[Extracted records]
____

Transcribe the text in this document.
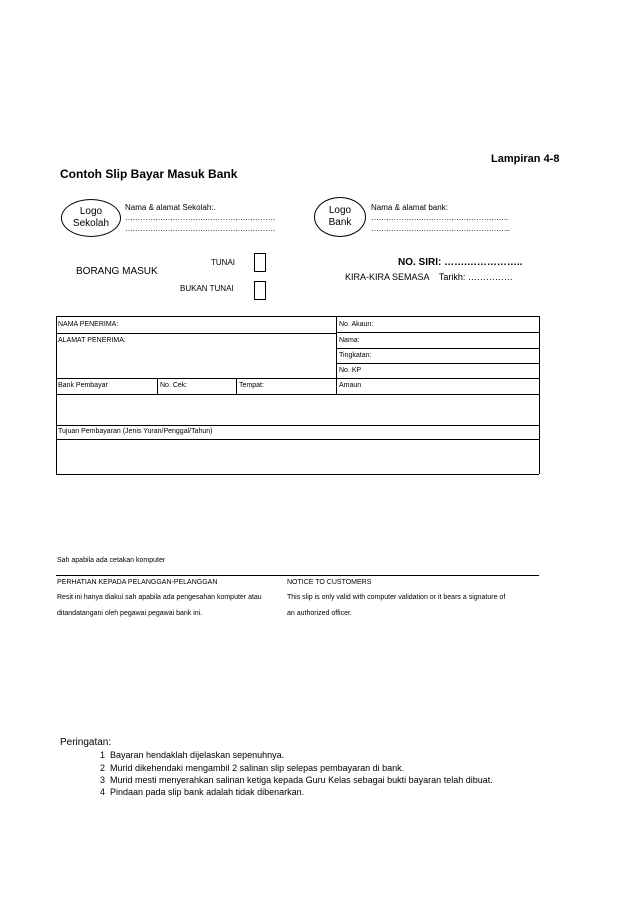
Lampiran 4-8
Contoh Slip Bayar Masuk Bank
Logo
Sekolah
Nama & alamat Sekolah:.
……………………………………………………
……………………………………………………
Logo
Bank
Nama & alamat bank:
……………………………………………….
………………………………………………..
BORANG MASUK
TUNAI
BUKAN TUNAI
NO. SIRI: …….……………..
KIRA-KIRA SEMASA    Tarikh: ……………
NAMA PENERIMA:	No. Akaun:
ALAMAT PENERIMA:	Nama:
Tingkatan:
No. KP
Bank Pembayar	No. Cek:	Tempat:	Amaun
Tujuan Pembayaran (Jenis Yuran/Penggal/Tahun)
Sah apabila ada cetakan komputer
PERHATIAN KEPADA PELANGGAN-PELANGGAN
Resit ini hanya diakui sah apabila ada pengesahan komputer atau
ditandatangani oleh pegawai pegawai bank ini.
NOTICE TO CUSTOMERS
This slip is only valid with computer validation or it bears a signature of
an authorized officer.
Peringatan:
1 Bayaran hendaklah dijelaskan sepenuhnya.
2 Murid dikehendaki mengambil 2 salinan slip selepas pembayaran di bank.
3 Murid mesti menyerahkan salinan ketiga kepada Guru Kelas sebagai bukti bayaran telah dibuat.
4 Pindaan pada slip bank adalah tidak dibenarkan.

____

**Short exercise:** Copy out each line of the listing that holds "komputer".

**Answer to the exercise:**
Sah apabila ada cetakan komputer
Resit ini hanya diakui sah apabila ada pengesahan komputer atau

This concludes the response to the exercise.